(Entries with figure data)
++++
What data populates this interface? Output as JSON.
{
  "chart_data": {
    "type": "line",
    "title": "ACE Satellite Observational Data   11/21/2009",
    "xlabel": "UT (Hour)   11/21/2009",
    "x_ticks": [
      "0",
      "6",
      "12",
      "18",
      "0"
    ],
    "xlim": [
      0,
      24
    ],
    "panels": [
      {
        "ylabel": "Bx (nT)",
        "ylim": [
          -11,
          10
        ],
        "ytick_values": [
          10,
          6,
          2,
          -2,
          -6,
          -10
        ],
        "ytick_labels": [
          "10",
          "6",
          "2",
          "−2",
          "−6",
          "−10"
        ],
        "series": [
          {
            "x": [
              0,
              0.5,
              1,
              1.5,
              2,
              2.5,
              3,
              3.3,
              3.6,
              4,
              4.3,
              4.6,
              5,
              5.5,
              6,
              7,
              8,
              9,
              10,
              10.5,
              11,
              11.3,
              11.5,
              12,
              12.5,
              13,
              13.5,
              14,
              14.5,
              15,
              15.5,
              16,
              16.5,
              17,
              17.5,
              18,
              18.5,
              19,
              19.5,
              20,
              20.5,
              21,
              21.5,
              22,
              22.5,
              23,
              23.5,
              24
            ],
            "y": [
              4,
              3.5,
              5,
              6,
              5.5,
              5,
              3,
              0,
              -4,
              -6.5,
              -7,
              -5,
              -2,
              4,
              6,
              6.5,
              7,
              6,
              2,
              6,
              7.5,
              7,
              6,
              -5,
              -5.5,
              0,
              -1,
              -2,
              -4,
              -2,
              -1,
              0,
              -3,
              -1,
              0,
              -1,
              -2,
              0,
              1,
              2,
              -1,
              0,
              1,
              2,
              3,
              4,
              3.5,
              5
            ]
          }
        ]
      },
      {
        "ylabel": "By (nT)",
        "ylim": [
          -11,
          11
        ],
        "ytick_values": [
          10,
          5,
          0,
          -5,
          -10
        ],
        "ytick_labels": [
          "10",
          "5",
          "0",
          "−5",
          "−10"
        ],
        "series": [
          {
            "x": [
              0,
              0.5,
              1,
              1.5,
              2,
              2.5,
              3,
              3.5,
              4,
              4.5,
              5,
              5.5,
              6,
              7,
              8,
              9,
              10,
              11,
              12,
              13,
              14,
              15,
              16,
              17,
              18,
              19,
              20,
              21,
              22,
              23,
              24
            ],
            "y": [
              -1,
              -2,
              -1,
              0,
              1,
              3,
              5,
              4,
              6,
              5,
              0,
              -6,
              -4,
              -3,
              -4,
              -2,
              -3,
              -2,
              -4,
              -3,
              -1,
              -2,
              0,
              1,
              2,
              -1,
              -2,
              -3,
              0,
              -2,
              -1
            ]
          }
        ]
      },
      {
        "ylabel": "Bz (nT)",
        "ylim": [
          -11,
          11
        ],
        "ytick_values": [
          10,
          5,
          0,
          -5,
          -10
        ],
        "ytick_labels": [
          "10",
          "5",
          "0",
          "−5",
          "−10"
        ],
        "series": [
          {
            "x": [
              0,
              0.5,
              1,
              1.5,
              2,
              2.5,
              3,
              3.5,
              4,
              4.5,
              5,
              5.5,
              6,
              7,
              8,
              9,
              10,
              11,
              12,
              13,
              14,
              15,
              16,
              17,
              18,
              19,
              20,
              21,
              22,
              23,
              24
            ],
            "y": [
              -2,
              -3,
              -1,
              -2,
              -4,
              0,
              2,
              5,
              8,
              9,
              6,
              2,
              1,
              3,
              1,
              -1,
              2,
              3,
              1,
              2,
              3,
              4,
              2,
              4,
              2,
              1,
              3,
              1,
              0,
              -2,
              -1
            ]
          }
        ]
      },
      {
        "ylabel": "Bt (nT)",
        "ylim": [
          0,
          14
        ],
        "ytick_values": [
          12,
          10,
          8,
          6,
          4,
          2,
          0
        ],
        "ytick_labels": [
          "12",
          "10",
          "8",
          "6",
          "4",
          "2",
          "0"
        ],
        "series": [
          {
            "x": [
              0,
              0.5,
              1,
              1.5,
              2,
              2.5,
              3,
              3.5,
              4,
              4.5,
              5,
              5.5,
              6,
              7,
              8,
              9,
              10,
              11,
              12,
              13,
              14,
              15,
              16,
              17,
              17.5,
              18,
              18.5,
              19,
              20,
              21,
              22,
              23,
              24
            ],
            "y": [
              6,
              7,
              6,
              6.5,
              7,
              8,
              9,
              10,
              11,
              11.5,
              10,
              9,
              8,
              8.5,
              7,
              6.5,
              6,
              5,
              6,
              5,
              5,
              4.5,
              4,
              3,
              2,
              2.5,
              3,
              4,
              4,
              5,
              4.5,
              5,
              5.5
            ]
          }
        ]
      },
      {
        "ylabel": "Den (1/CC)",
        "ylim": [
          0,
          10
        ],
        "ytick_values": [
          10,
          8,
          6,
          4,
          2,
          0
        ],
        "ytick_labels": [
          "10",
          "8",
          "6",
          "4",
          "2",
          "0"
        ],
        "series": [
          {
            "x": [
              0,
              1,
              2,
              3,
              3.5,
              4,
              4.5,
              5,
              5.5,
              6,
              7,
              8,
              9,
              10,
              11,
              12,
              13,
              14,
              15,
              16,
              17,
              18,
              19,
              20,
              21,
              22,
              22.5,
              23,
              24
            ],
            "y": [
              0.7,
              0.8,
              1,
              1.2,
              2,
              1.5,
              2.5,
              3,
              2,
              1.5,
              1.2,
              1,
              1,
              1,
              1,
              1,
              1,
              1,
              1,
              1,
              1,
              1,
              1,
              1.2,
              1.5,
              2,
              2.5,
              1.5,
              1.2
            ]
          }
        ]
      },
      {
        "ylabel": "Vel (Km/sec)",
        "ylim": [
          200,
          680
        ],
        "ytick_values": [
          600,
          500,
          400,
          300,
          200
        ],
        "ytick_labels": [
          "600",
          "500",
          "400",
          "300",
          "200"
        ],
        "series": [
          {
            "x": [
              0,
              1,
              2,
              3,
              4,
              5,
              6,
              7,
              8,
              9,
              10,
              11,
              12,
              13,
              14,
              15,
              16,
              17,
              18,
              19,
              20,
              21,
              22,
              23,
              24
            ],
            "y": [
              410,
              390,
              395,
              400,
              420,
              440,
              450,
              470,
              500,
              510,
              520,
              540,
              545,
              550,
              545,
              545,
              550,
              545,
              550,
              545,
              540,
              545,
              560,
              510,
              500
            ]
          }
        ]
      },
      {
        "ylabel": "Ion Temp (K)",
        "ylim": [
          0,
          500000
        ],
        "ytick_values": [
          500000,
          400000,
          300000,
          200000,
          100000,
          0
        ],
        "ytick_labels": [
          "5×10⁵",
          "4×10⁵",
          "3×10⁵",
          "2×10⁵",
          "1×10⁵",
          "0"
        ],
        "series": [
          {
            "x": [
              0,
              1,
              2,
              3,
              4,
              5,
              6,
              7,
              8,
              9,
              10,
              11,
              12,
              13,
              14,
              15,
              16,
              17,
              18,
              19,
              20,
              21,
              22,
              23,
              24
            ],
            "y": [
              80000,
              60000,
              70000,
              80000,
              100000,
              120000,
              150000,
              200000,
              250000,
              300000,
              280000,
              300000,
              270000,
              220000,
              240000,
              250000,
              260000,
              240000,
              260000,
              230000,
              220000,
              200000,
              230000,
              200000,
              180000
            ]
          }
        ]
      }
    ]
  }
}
++++
__WHAT THE TASK ASKS__: Print every entry exactly as written.

__WRITTEN REPLY__:
What data populates this interface? Output as JSON.
{
  "chart_data": {
    "type": "line",
    "title": "ACE Satellite Observational Data   11/21/2009",
    "xlabel": "UT (Hour)   11/21/2009",
    "x_ticks": [
      "0",
      "6",
      "12",
      "18",
      "0"
    ],
    "xlim": [
      0,
      24
    ],
    "panels": [
      {
        "ylabel": "Bx (nT)",
        "ylim": [
          -11,
          10
        ],
        "ytick_values": [
          10,
          6,
          2,
          -2,
          -6,
          -10
        ],
        "ytick_labels": [
          "10",
          "6",
          "2",
          "−2",
          "−6",
          "−10"
        ],
        "series": [
          {
            "x": [
              0,
              0.5,
              1,
              1.5,
              2,
              2.5,
              3,
              3.3,
              3.6,
              4,
              4.3,
              4.6,
              5,
              5.5,
              6,
              7,
              8,
              9,
              10,
              10.5,
              11,
              11.3,
              11.5,
              12,
              12.5,
              13,
              13.5,
              14,
              14.5,
              15,
              15.5,
              16,
              16.5,
              17,
              17.5,
              18,
              18.5,
              19,
              19.5,
              20,
              20.5,
              21,
              21.5,
              22,
              22.5,
              23,
              23.5,
              24
            ],
            "y": [
              4,
              3.5,
              5,
              6,
              5.5,
              5,
              3,
              0,
              -4,
              -6.5,
              -7,
              -5,
              -2,
              4,
              6,
              6.5,
              7,
              6,
              2,
              6,
              7.5,
              7,
              6,
              -5,
              -5.5,
              0,
              -1,
              -2,
              -4,
              -2,
              -1,
              0,
              -3,
              -1,
              0,
              -1,
              -2,
              0,
              1,
              2,
              -1,
              0,
              1,
              2,
              3,
              4,
              3.5,
              5
            ]
          }
        ]
      },
      {
        "ylabel": "By (nT)",
        "ylim": [
          -11,
          11
        ],
        "ytick_values": [
          10,
          5,
          0,
          -5,
          -10
        ],
        "ytick_labels": [
          "10",
          "5",
          "0",
          "−5",
          "−10"
        ],
        "series": [
          {
            "x": [
              0,
              0.5,
              1,
              1.5,
              2,
              2.5,
              3,
              3.5,
              4,
              4.5,
              5,
              5.5,
              6,
              7,
              8,
              9,
              10,
              11,
              12,
              13,
              14,
              15,
              16,
              17,
              18,
              19,
              20,
              21,
              22,
              23,
              24
            ],
            "y": [
              -1,
              -2,
              -1,
              0,
              1,
              3,
              5,
              4,
              6,
              5,
              0,
              -6,
              -4,
              -3,
              -4,
              -2,
              -3,
              -2,
              -4,
              -3,
              -1,
              -2,
              0,
              1,
              2,
              -1,
              -2,
              -3,
              0,
              -2,
              -1
            ]
          }
        ]
      },
      {
        "ylabel": "Bz (nT)",
        "ylim": [
          -11,
          11
        ],
        "ytick_values": [
          10,
          5,
          0,
          -5,
          -10
        ],
        "ytick_labels": [
          "10",
          "5",
          "0",
          "−5",
          "−10"
        ],
        "series": [
          {
            "x": [
              0,
              0.5,
              1,
              1.5,
              2,
              2.5,
              3,
              3.5,
              4,
              4.5,
              5,
              5.5,
              6,
              7,
              8,
              9,
              10,
              11,
              12,
              13,
              14,
              15,
              16,
              17,
              18,
              19,
              20,
              21,
              22,
              23,
              24
            ],
            "y": [
              -2,
              -3,
              -1,
              -2,
              -4,
              0,
              2,
              5,
              8,
              9,
              6,
              2,
              1,
              3,
              1,
              -1,
              2,
              3,
              1,
              2,
              3,
              4,
              2,
              4,
              2,
              1,
              3,
              1,
              0,
              -2,
              -1
            ]
          }
        ]
      },
      {
        "ylabel": "Bt (nT)",
        "ylim": [
          0,
          14
        ],
        "ytick_values": [
          12,
          10,
          8,
          6,
          4,
          2,
          0
        ],
        "ytick_labels": [
          "12",
          "10",
          "8",
          "6",
          "4",
          "2",
          "0"
        ],
        "series": [
          {
            "x": [
              0,
              0.5,
              1,
              1.5,
              2,
              2.5,
              3,
              3.5,
              4,
              4.5,
              5,
              5.5,
              6,
              7,
              8,
              9,
              10,
              11,
              12,
              13,
              14,
              15,
              16,
              17,
              17.5,
              18,
              18.5,
              19,
              20,
              21,
              22,
              23,
              24
            ],
            "y": [
              6,
              7,
              6,
              6.5,
              7,
              8,
              9,
              10,
              11,
              11.5,
              10,
              9,
              8,
              8.5,
              7,
              6.5,
              6,
              5,
              6,
              5,
              5,
              4.5,
              4,
              3,
              2,
              2.5,
              3,
              4,
              4,
              5,
              4.5,
              5,
              5.5
            ]
          }
        ]
      },
      {
        "ylabel": "Den (1/CC)",
        "ylim": [
          0,
          10
        ],
        "ytick_values": [
          10,
          8,
          6,
          4,
          2,
          0
        ],
        "ytick_labels": [
          "10",
          "8",
          "6",
          "4",
          "2",
          "0"
        ],
        "series": [
          {
            "x": [
              0,
              1,
              2,
              3,
              3.5,
              4,
              4.5,
              5,
              5.5,
              6,
              7,
              8,
              9,
              10,
              11,
              12,
              13,
              14,
              15,
              16,
              17,
              18,
              19,
              20,
              21,
              22,
              22.5,
              23,
              24
            ],
            "y": [
              0.7,
              0.8,
              1,
              1.2,
              2,
              1.5,
              2.5,
              3,
              2,
              1.5,
              1.2,
              1,
              1,
              1,
              1,
              1,
              1,
              1,
              1,
              1,
              1,
              1,
              1,
              1.2,
              1.5,
              2,
              2.5,
              1.5,
              1.2
            ]
          }
        ]
      },
      {
        "ylabel": "Vel (Km/sec)",
        "ylim": [
          200,
          680
        ],
        "ytick_values": [
          600,
          500,
          400,
          300,
          200
        ],
        "ytick_labels": [
          "600",
          "500",
          "400",
          "300",
          "200"
        ],
        "series": [
          {
            "x": [
              0,
              1,
              2,
              3,
              4,
              5,
              6,
              7,
              8,
              9,
              10,
              11,
              12,
              13,
              14,
              15,
              16,
              17,
              18,
              19,
              20,
              21,
              22,
              23,
              24
            ],
            "y": [
              410,
              390,
              395,
              400,
              420,
              440,
              450,
              470,
              500,
              510,
              520,
              540,
              545,
              550,
              545,
              545,
              550,
              545,
              550,
              545,
              540,
              545,
              560,
              510,
              500
            ]
          }
        ]
      },
      {
        "ylabel": "Ion Temp (K)",
        "ylim": [
          0,
          500000
        ],
        "ytick_values": [
          500000,
          400000,
          300000,
          200000,
          100000,
          0
        ],
        "ytick_labels": [
          "5×10⁵",
          "4×10⁵",
          "3×10⁵",
          "2×10⁵",
          "1×10⁵",
          "0"
        ],
        "series": [
          {
            "x": [
              0,
              1,
              2,
              3,
              4,
              5,
              6,
              7,
              8,
              9,
              10,
              11,
              12,
              13,
              14,
              15,
              16,
              17,
              18,
              19,
              20,
              21,
              22,
              23,
              24
            ],
            "y": [
              80000,
              60000,
              70000,
              80000,
              100000,
              120000,
              150000,
              200000,
              250000,
              300000,
              280000,
              300000,
              270000,
              220000,
              240000,
              250000,
              260000,
              240000,
              260000,
              230000,
              220000,
              200000,
              230000,
              200000,
              180000
            ]
          }
        ]
      }
    ]
  }
}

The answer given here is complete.